_What the task asks_. Identify the lines holding "高等教育出版社" and copy them.

Dataset records:

━━━━━━━━

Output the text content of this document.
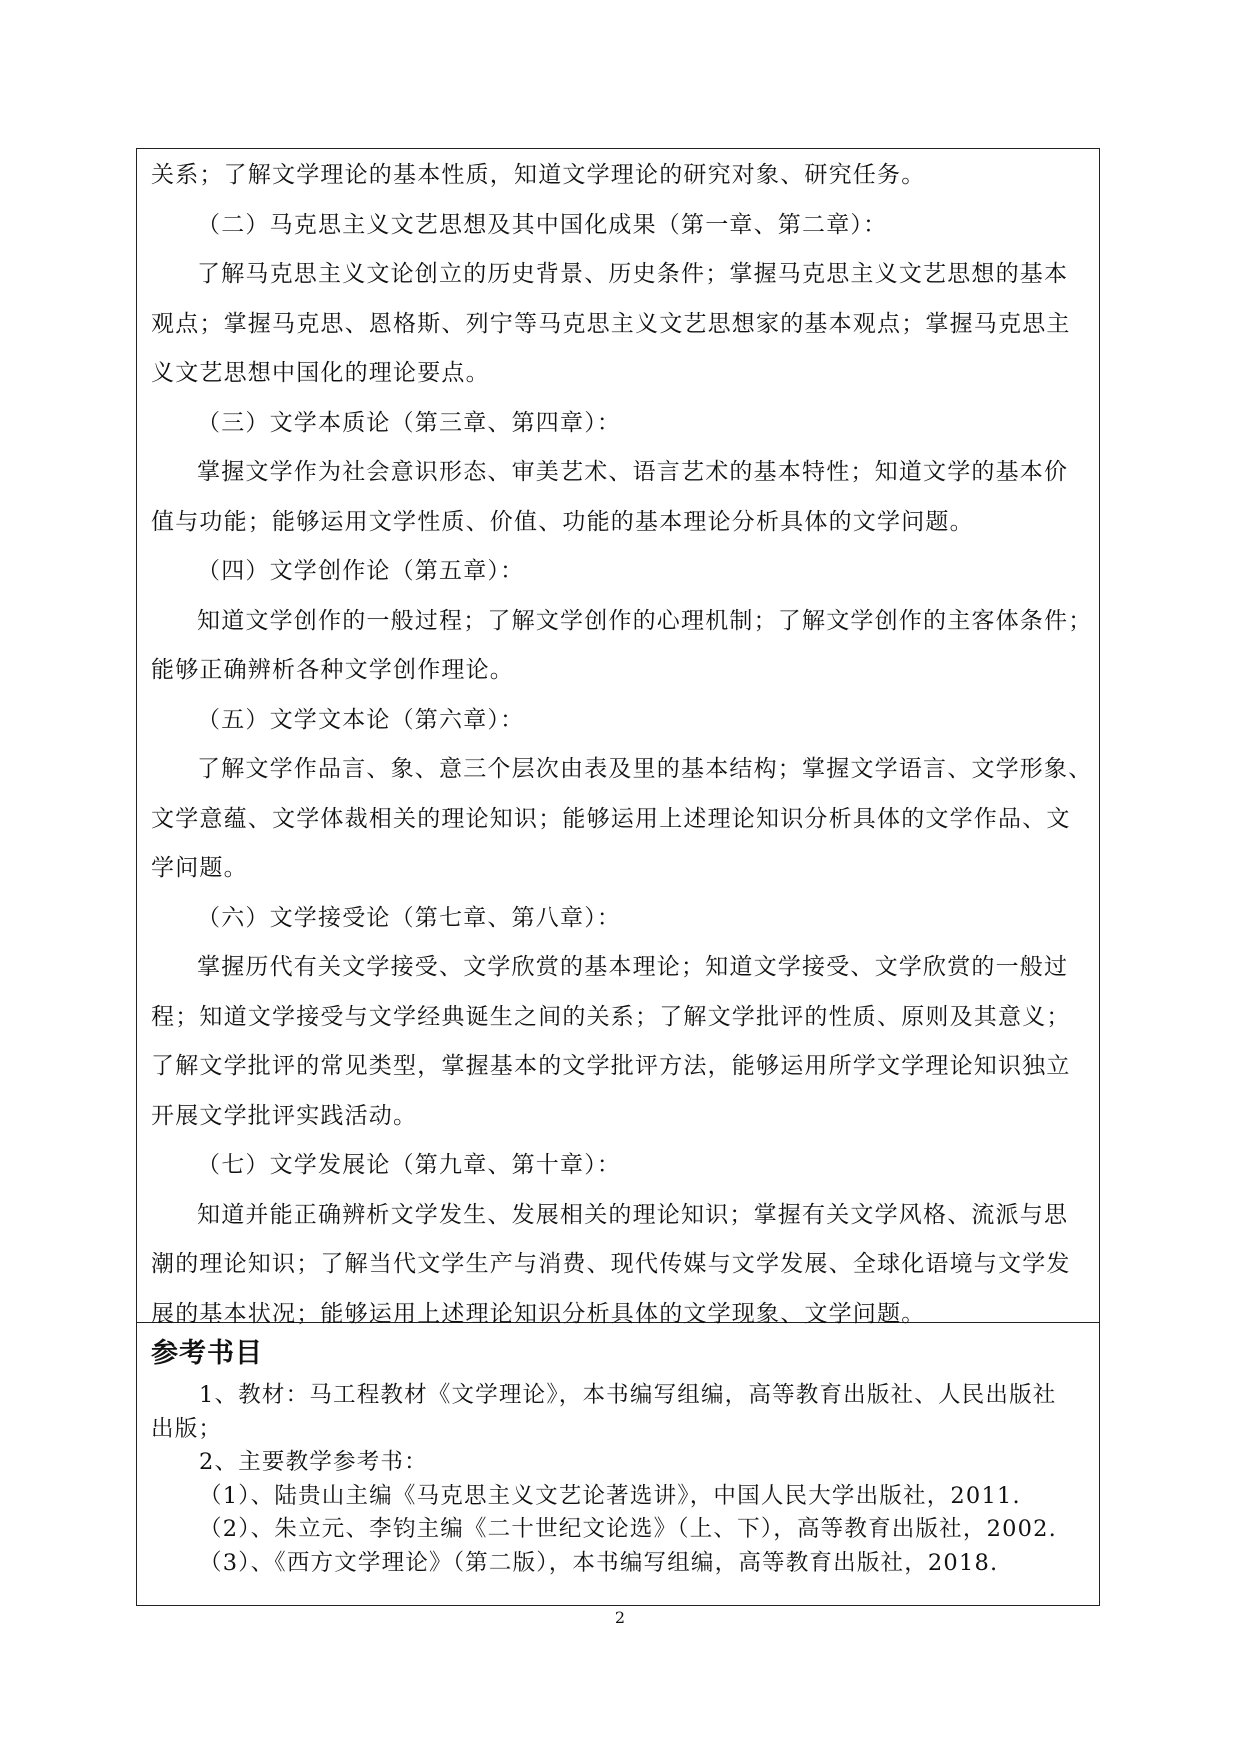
关系；了解文学理论的基本性质，知道文学理论的研究对象、研究任务。
（二）马克思主义文艺思想及其中国化成果（第一章、第二章）：
了解马克思主义文论创立的历史背景、历史条件；掌握马克思主义文艺思想的基本
观点；掌握马克思、恩格斯、列宁等马克思主义文艺思想家的基本观点；掌握马克思主
义文艺思想中国化的理论要点。
（三）文学本质论（第三章、第四章）：
掌握文学作为社会意识形态、审美艺术、语言艺术的基本特性；知道文学的基本价
值与功能；能够运用文学性质、价值、功能的基本理论分析具体的文学问题。
（四）文学创作论（第五章）：
知道文学创作的一般过程；了解文学创作的心理机制；了解文学创作的主客体条件；
能够正确辨析各种文学创作理论。
（五）文学文本论（第六章）：
了解文学作品言、象、意三个层次由表及里的基本结构；掌握文学语言、文学形象、
文学意蕴、文学体裁相关的理论知识；能够运用上述理论知识分析具体的文学作品、文
学问题。
（六）文学接受论（第七章、第八章）：
掌握历代有关文学接受、文学欣赏的基本理论；知道文学接受、文学欣赏的一般过
程；知道文学接受与文学经典诞生之间的关系；了解文学批评的性质、原则及其意义；
了解文学批评的常见类型，掌握基本的文学批评方法，能够运用所学文学理论知识独立
开展文学批评实践活动。
（七）文学发展论（第九章、第十章）：
知道并能正确辨析文学发生、发展相关的理论知识；掌握有关文学风格、流派与思
潮的理论知识；了解当代文学生产与消费、现代传媒与文学发展、全球化语境与文学发
展的基本状况；能够运用上述理论知识分析具体的文学现象、文学问题。
参考书目
1、教材：马工程教材《文学理论》，本书编写组编，高等教育出版社、人民出版社
出版；
2、主要教学参考书：
（1）、陆贵山主编《马克思主义文艺论著选讲》，中国人民大学出版社，2011.
（2）、朱立元、李钧主编《二十世纪文论选》（上、下），高等教育出版社，2002.
（3）、《西方文学理论》（第二版），本书编写组编，高等教育出版社，2018.
2
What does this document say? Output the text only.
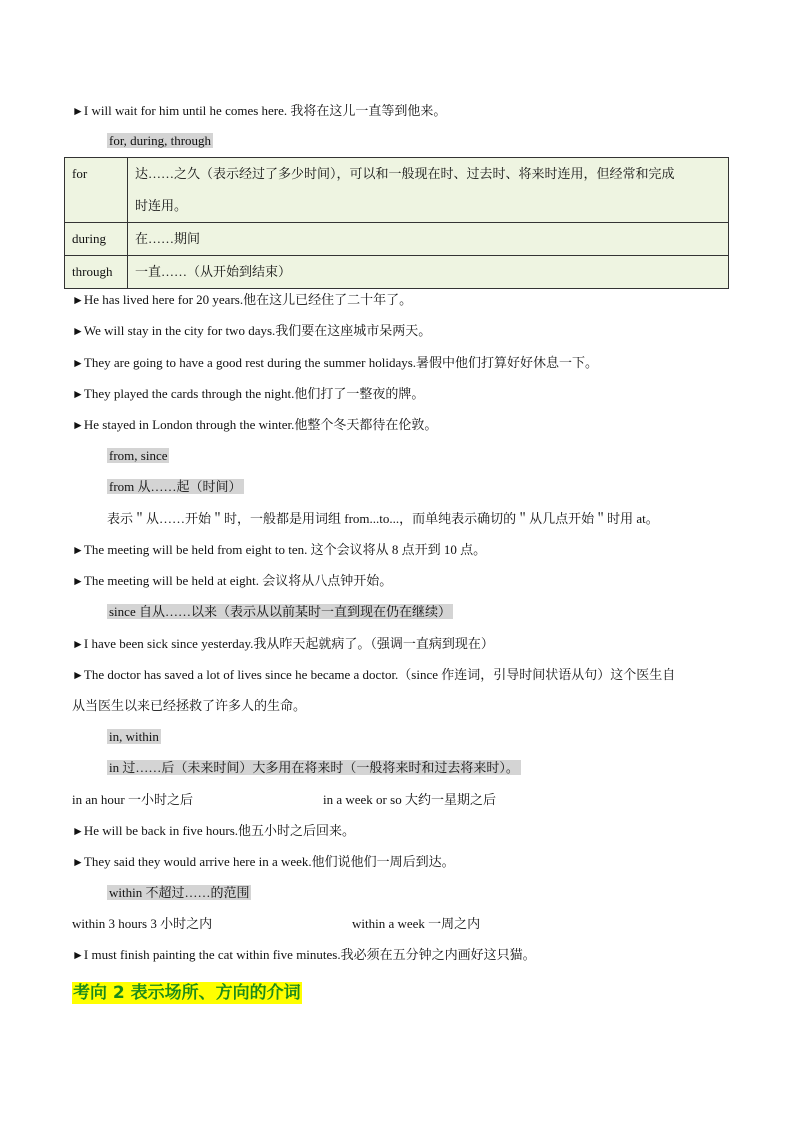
►I will wait for him until he comes here. 我将在这儿一直等到他来。
for, during, through
for	达……之久（表示经过了多少时间），可以和一般现在时、过去时、将来时连用，但经常和完成
时连用。

during	在……期间
through	一直……（从开始到结束）
►He has lived here for 20 years.他在这儿已经住了二十年了。
►We will stay in the city for two days.我们要在这座城市呆两天。
►They are going to have a good rest during the summer holidays.暑假中他们打算好好休息一下。
►They played the cards through the night.他们打了一整夜的牌。
►He stayed in London through the winter.他整个冬天都待在伦敦。
from, since
from 从……起（时间）
表示＂从……开始＂时，一般都是用词组 from...to...，而单纯表示确切的＂从几点开始＂时用 at。
►The meeting will be held from eight to ten. 这个会议将从 8 点开到 10 点。
►The meeting will be held at eight. 会议将从八点钟开始。
since 自从……以来（表示从以前某时一直到现在仍在继续）
►I have been sick since yesterday.我从昨天起就病了。（强调一直病到现在）
►The doctor has saved a lot of lives since he became a doctor.（since 作连词，引导时间状语从句）这个医生自
从当医生以来已经拯救了许多人的生命。
in, within
in 过……后（未来时间）大多用在将来时（一般将来时和过去将来时）。
in an hour 一小时之后	in a week or so 大约一星期之后
►He will be back in five hours.他五小时之后回来。
►They said they would arrive here in a week.他们说他们一周后到达。
within 不超过……的范围
within 3 hours 3 小时之内	within a week 一周之内
►I must finish painting the cat within five minutes.我必须在五分钟之内画好这只猫。
考向 2 表示场所、方向的介词
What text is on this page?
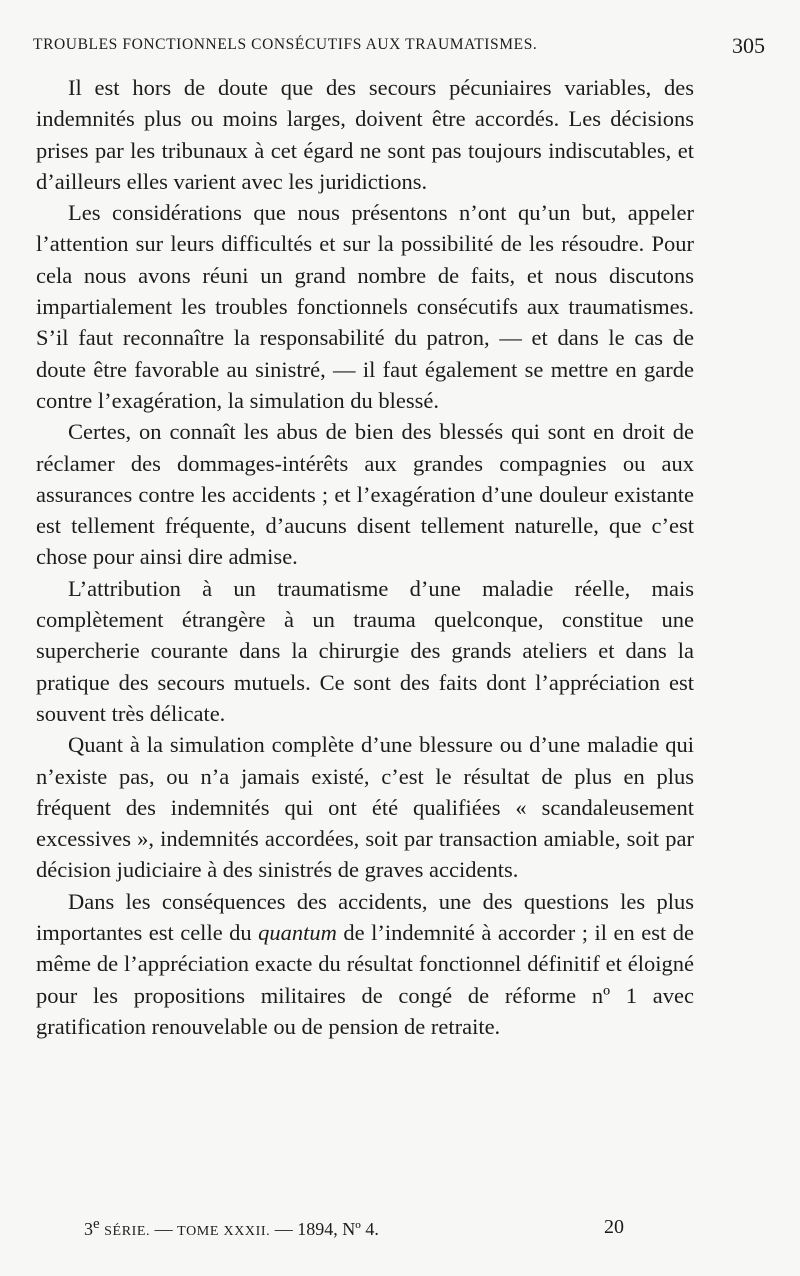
TROUBLES FONCTIONNELS CONSÉCUTIFS AUX TRAUMATISMES.	305

Il est hors de doute que des secours pécuniaires variables, des indemnités plus ou moins larges, doivent être accordés. Les décisions prises par les tribunaux à cet égard ne sont pas toujours indiscutables, et d’ailleurs elles varient avec les juridictions.

Les considérations que nous présentons n’ont qu’un but, appeler l’attention sur leurs difficultés et sur la possibilité de les résoudre. Pour cela nous avons réuni un grand nombre de faits, et nous discutons impartialement les troubles fonctionnels consécutifs aux traumatismes. S’il faut reconnaître la responsabilité du patron, — et dans le cas de doute être favorable au sinistré, — il faut également se mettre en garde contre l’exagération, la simulation du blessé.

Certes, on connaît les abus de bien des blessés qui sont en droit de réclamer des dommages-intérêts aux grandes compagnies ou aux assurances contre les accidents ; et l’exagération d’une douleur existante est tellement fréquente, d’aucuns disent tellement naturelle, que c’est chose pour ainsi dire admise.

L’attribution à un traumatisme d’une maladie réelle, mais complètement étrangère à un trauma quelconque, constitue une supercherie courante dans la chirurgie des grands ateliers et dans la pratique des secours mutuels. Ce sont des faits dont l’appréciation est souvent très délicate.

Quant à la simulation complète d’une blessure ou d’une maladie qui n’existe pas, ou n’a jamais existé, c’est le résultat de plus en plus fréquent des indemnités qui ont été qualifiées « scandaleusement excessives », indemnités accordées, soit par transaction amiable, soit par décision judiciaire à des sinistrés de graves accidents.

Dans les conséquences des accidents, une des questions les plus importantes est celle du quantum de l’indemnité à accorder ; il en est de même de l’appréciation exacte du résultat fonctionnel définitif et éloigné pour les propositions militaires de congé de réforme nº 1 avec gratification renouvelable ou de pension de retraite.

3e SÉRIE. — TOME XXXII. — 1894, Nº 4.	20
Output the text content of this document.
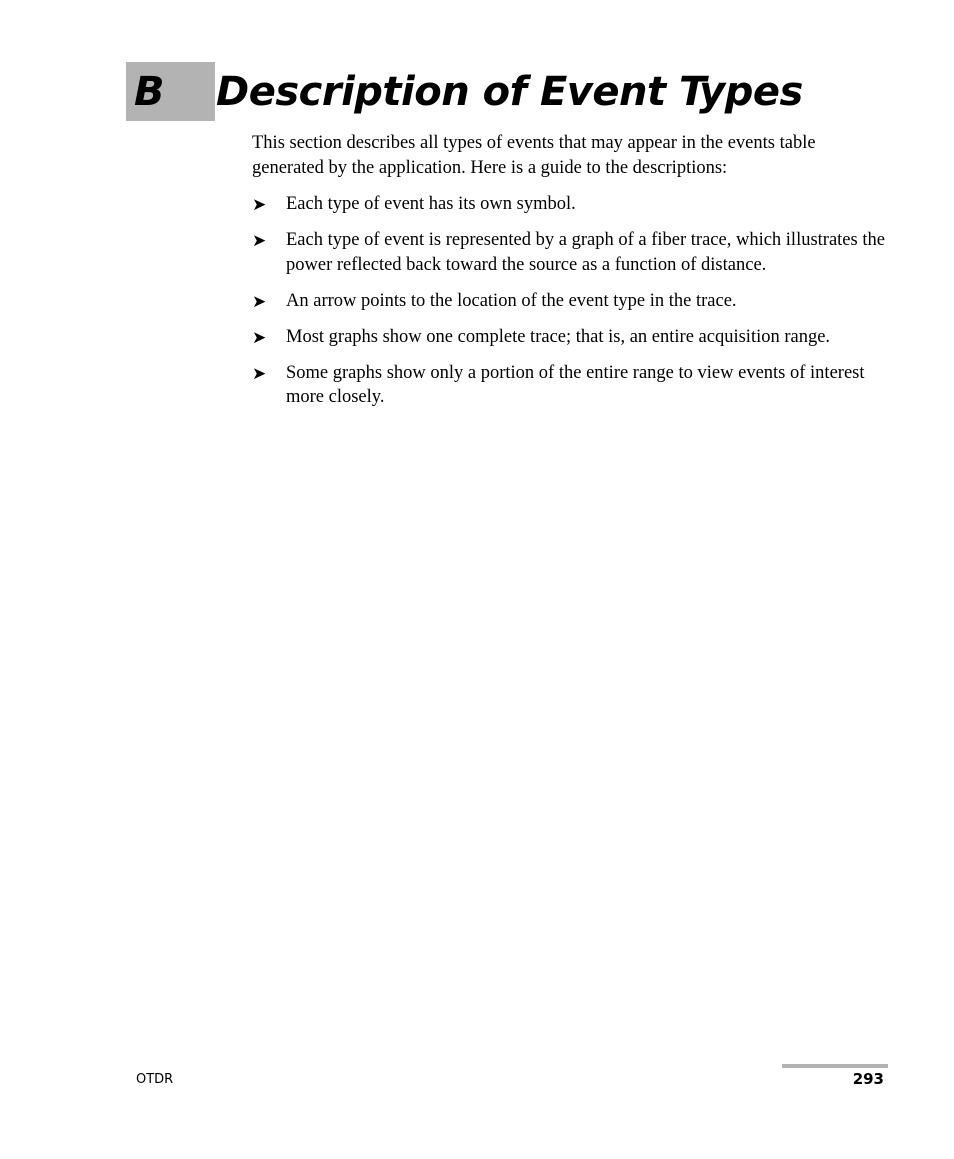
B Description of Event Types

This section describes all types of events that may appear in the events table generated by the application. Here is a guide to the descriptions:

➤ Each type of event has its own symbol.
➤ Each type of event is represented by a graph of a fiber trace, which illustrates the power reflected back toward the source as a function of distance.
➤ An arrow points to the location of the event type in the trace.
➤ Most graphs show one complete trace; that is, an entire acquisition range.
➤ Some graphs show only a portion of the entire range to view events of interest more closely.
OTDR	293
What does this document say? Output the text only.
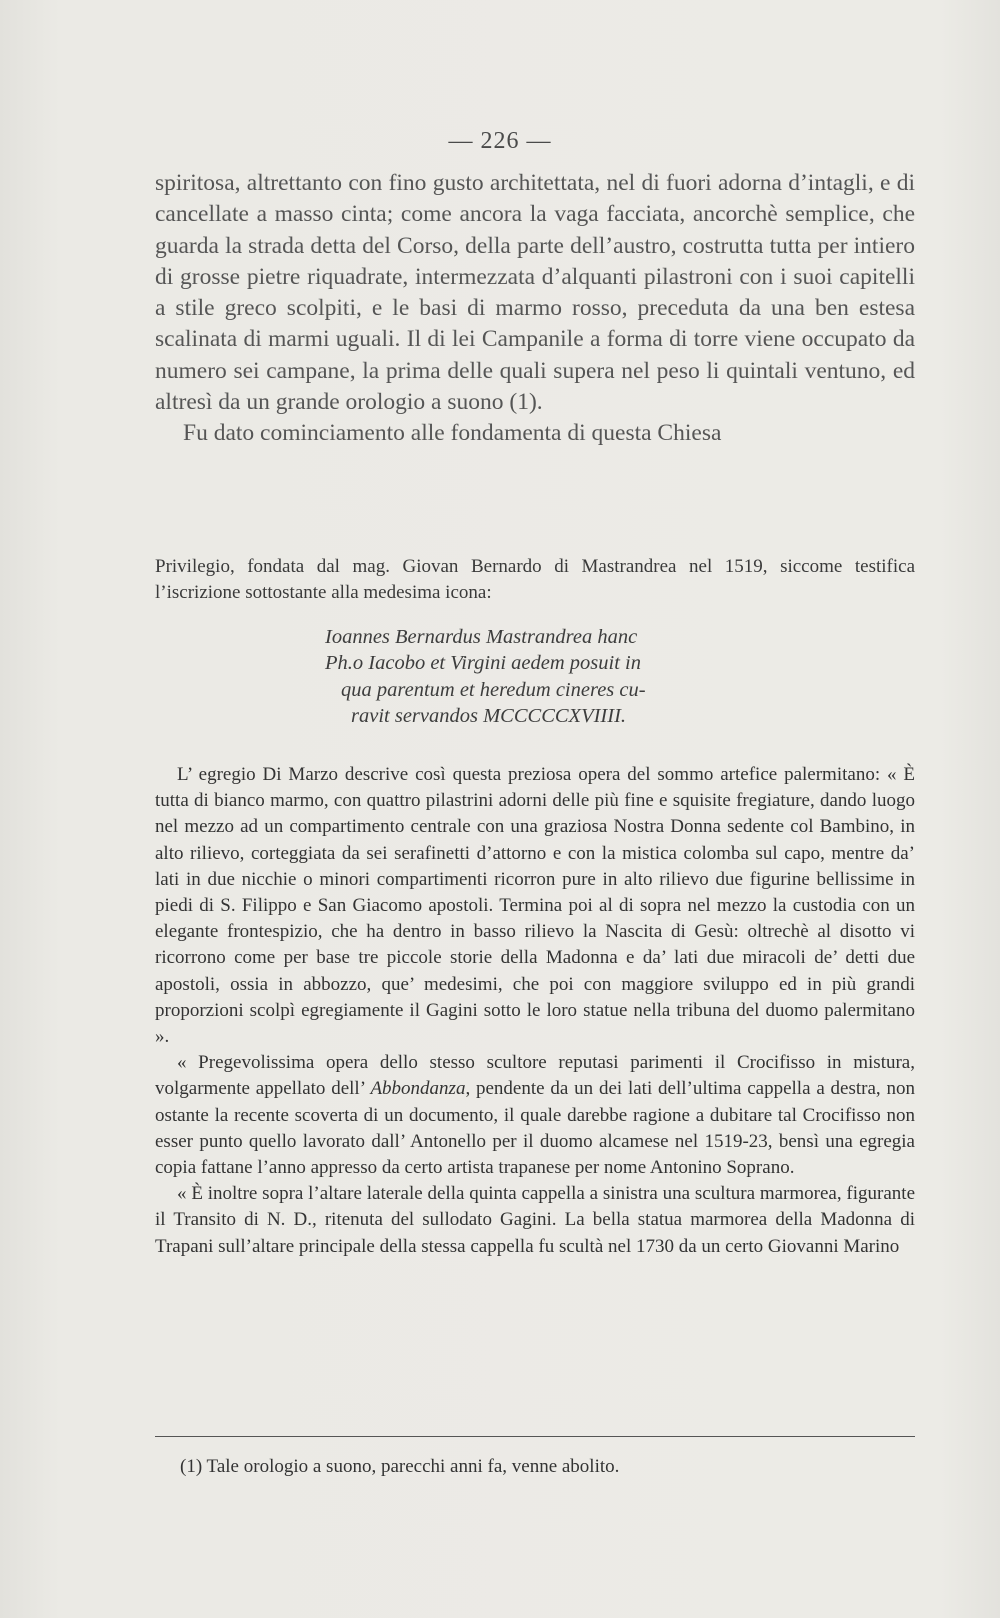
— 226 —

spiritosa, altrettanto con fino gusto architettata, nel di fuori adorna d’intagli, e di cancellate a masso cinta; come ancora la vaga facciata, ancorchè semplice, che guarda la strada detta del Corso, della parte dell’austro, costrutta tutta per intiero di grosse pietre riquadrate, intermezzata d’alquanti pilastroni con i suoi capitelli a stile greco scolpiti, e le basi di marmo rosso, preceduta da una ben estesa scalinata di marmi uguali. Il di lei Campanile a forma di torre viene occupato da numero sei campane, la prima delle quali supera nel peso li quintali ventuno, ed altresì da un grande orologio a suono (1).

Fu dato cominciamento alle fondamenta di questa Chiesa

Privilegio, fondata dal mag. Giovan Bernardo di Mastrandrea nel 1519, siccome testifica l’iscrizione sottostante alla medesima icona:

Ioannes Bernardus Mastrandrea hanc
Ph.o Iacobo et Virgini aedem posuit in
qua parentum et heredum cineres cu-
ravit servandos MCCCCCXVIIII.

L’ egregio Di Marzo descrive così questa preziosa opera del sommo artefice palermitano: « È tutta di bianco marmo, con quattro pilastrini adorni delle più fine e squisite fregiature, dando luogo nel mezzo ad un compartimento centrale con una graziosa Nostra Donna sedente col Bambino, in alto rilievo, corteggiata da sei serafinetti d’attorno e con la mistica colomba sul capo, mentre da’ lati in due nicchie o minori compartimenti ricorron pure in alto rilievo due figurine bellissime in piedi di S. Filippo e San Giacomo apostoli. Termina poi al di sopra nel mezzo la custodia con un elegante frontespizio, che ha dentro in basso rilievo la Nascita di Gesù: oltrechè al disotto vi ricorrono come per base tre piccole storie della Madonna e da’ lati due miracoli de’ detti due apostoli, ossia in abbozzo, que’ medesimi, che poi con maggiore sviluppo ed in più grandi proporzioni scolpì egregiamente il Gagini sotto le loro statue nella tribuna del duomo palermitano ».

« Pregevolissima opera dello stesso scultore reputasi parimenti il Crocifisso in mistura, volgarmente appellato dell’ Abbondanza, pendente da un dei lati dell’ultima cappella a destra, non ostante la recente scoverta di un documento, il quale darebbe ragione a dubitare tal Crocifisso non esser punto quello lavorato dall’ Antonello per il duomo alcamese nel 1519-23, bensì una egregia copia fattane l’anno appresso da certo artista trapanese per nome Antonino Soprano.

« È inoltre sopra l’altare laterale della quinta cappella a sinistra una scultura marmorea, figurante il Transito di N. D., ritenuta del sullodato Gagini. La bella statua marmorea della Madonna di Trapani sull’altare principale della stessa cappella fu scultà nel 1730 da un certo Giovanni Marino

(1) Tale orologio a suono, parecchi anni fa, venne abolito.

━━━━━━━━

_Response to the task_.
1、教材：马工程教材《文学理论》，本书编写组编，高等教育出版社、人民出版社
（2）、朱立元、李钧主编《二十世纪文论选》（上、下），高等教育出版社，2002.
（3）、《西方文学理论》（第二版），本书编写组编，高等教育出版社，2018.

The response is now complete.